→ **TASK TO CARRY OUT**
Identify the lines containing the word "under". Copy each one.

⁂

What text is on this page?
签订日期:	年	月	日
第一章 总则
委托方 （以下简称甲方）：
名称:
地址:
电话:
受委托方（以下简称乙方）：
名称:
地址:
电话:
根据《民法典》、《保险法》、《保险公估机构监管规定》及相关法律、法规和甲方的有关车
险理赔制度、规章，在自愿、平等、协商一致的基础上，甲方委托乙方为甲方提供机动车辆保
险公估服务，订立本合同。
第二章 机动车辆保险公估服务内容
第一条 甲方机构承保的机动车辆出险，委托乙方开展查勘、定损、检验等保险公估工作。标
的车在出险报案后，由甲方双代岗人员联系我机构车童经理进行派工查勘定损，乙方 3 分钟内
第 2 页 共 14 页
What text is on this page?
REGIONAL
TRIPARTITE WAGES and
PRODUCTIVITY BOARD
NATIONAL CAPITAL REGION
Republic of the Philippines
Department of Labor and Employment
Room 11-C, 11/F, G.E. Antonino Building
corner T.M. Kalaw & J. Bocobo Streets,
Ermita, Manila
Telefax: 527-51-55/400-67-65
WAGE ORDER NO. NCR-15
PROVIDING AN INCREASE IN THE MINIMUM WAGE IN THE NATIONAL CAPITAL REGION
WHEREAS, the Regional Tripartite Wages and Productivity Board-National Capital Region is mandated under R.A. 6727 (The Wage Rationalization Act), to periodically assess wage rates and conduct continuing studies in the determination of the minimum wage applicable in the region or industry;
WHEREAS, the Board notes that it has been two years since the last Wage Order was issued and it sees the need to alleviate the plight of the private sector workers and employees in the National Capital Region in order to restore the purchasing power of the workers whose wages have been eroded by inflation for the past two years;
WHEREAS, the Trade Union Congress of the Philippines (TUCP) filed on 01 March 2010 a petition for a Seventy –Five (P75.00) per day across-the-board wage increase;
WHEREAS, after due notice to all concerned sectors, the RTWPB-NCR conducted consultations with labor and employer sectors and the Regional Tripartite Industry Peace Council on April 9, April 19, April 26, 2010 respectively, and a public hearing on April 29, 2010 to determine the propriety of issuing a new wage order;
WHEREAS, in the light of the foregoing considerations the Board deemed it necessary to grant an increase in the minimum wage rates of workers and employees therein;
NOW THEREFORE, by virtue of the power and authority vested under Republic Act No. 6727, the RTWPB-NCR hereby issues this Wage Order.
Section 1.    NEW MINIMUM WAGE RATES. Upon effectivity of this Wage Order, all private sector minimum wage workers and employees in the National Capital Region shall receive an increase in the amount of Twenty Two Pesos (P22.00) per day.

⁂

→ **RESULT OF THE EXERCISE**
WHEREAS, the Regional Tripartite Wages and Productivity Board-National Capital Region is mandated under R.A. 6727 (The Wage Rationalization Act), to periodically assess wage rates and conduct continuing studies in the determination of the minimum wage applicable in the region or industry;
NOW THEREFORE, by virtue of the power and authority vested under Republic Act No. 6727, the RTWPB-NCR hereby issues this Wage Order.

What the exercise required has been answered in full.